(Stored records)
====

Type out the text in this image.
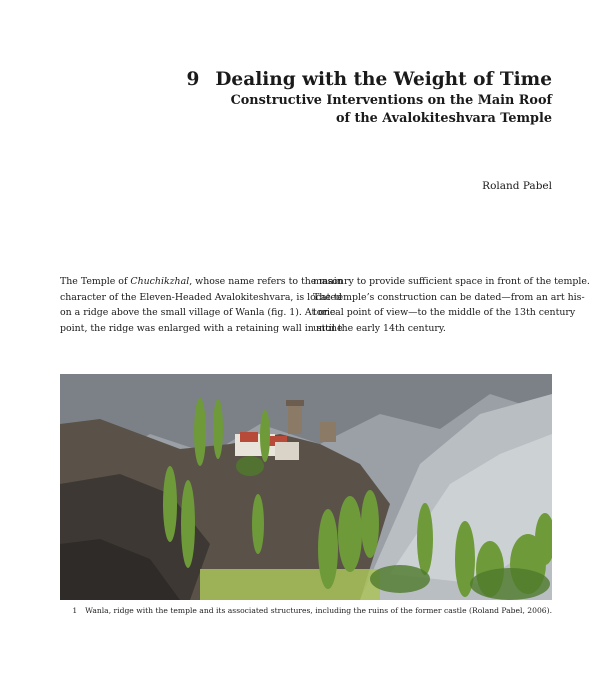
9 Dealing with the Weight of Time
Constructive Interventions on the Main Roof
of the Avalokiteshvara Temple
Roland Pabel
The Temple of Chuchikzhal, whose name refers to the main
character of the Eleven-Headed Avalokiteshvara, is located
on a ridge above the small village of Wanla (fig. 1). At one
point, the ridge was enlarged with a retaining wall in stone
masonry to provide sufficient space in front of the temple.
The temple’s construction can be dated—from an art his-
torical point of view—to the middle of the 13th century
until the early 14th century.
1 Wanla, ridge with the temple and its associated structures, including the ruins of the former castle (Roland Pabel, 2006).
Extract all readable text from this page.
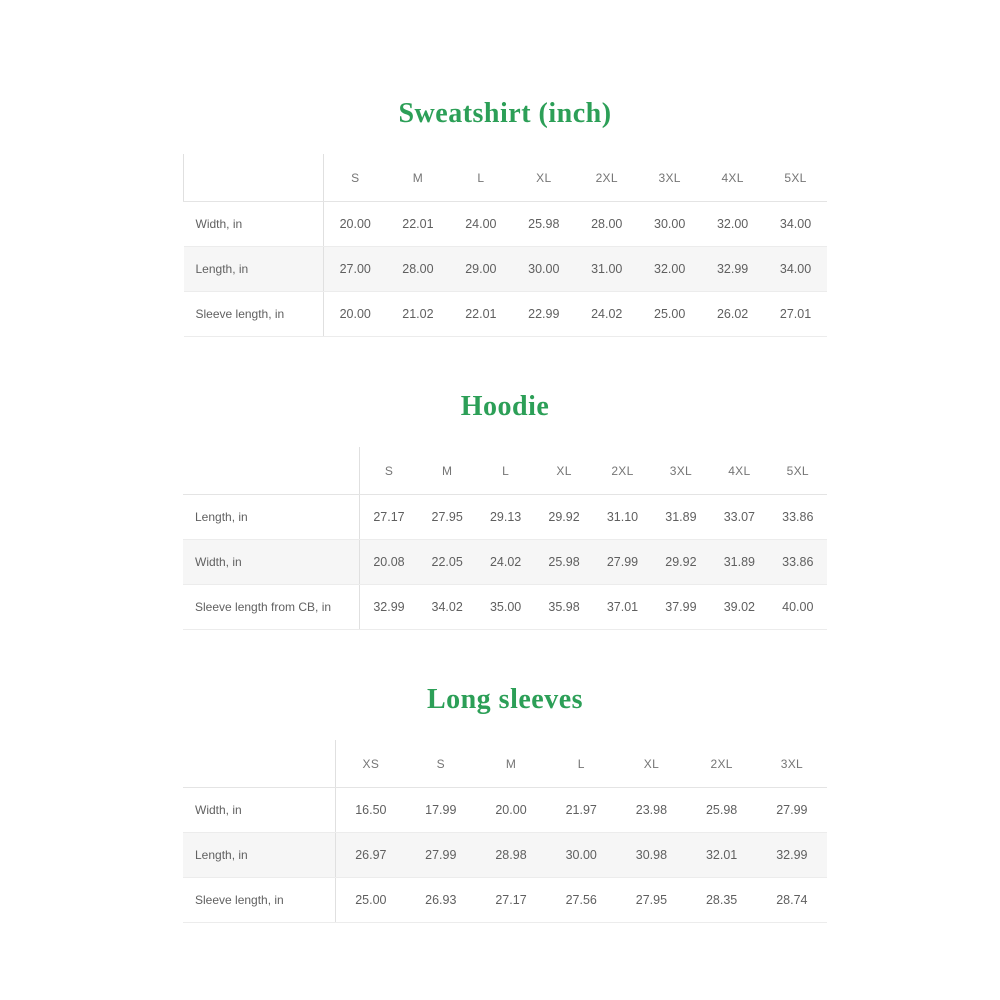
Sweatshirt (inch)
	S	M	L	XL	2XL	3XL	4XL	5XL
Width, in	20.00	22.01	24.00	25.98	28.00	30.00	32.00	34.00
Length, in	27.00	28.00	29.00	30.00	31.00	32.00	32.99	34.00
Sleeve length, in	20.00	21.02	22.01	22.99	24.02	25.00	26.02	27.01
Hoodie
	S	M	L	XL	2XL	3XL	4XL	5XL
Length, in	27.17	27.95	29.13	29.92	31.10	31.89	33.07	33.86
Width, in	20.08	22.05	24.02	25.98	27.99	29.92	31.89	33.86
Sleeve length from CB, in	32.99	34.02	35.00	35.98	37.01	37.99	39.02	40.00
Long sleeves
	XS	S	M	L	XL	2XL	3XL
Width, in	16.50	17.99	20.00	21.97	23.98	25.98	27.99
Length, in	26.97	27.99	28.98	30.00	30.98	32.01	32.99
Sleeve length, in	25.00	26.93	27.17	27.56	27.95	28.35	28.74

====

▶ **Aim**: Copy the lines starting at the line that contains "Extract all readable text from this page." and running to the final line of the entries, inclusive; omit all pictures.

▶ **Exercise output**:
Extract all readable text from this page.
Sweatshirt (inch)
	S	M	L	XL	2XL	3XL	4XL	5XL
Width, in	20.00	22.01	24.00	25.98	28.00	30.00	32.00	34.00
Length, in	27.00	28.00	29.00	30.00	31.00	32.00	32.99	34.00
Sleeve length, in	20.00	21.02	22.01	22.99	24.02	25.00	26.02	27.01
Hoodie
	S	M	L	XL	2XL	3XL	4XL	5XL
Length, in	27.17	27.95	29.13	29.92	31.10	31.89	33.07	33.86
Width, in	20.08	22.05	24.02	25.98	27.99	29.92	31.89	33.86
Sleeve length from CB, in	32.99	34.02	35.00	35.98	37.01	37.99	39.02	40.00
Long sleeves
	XS	S	M	L	XL	2XL	3XL
Width, in	16.50	17.99	20.00	21.97	23.98	25.98	27.99
Length, in	26.97	27.99	28.98	30.00	30.98	32.01	32.99
Sleeve length, in	25.00	26.93	27.17	27.56	27.95	28.35	28.74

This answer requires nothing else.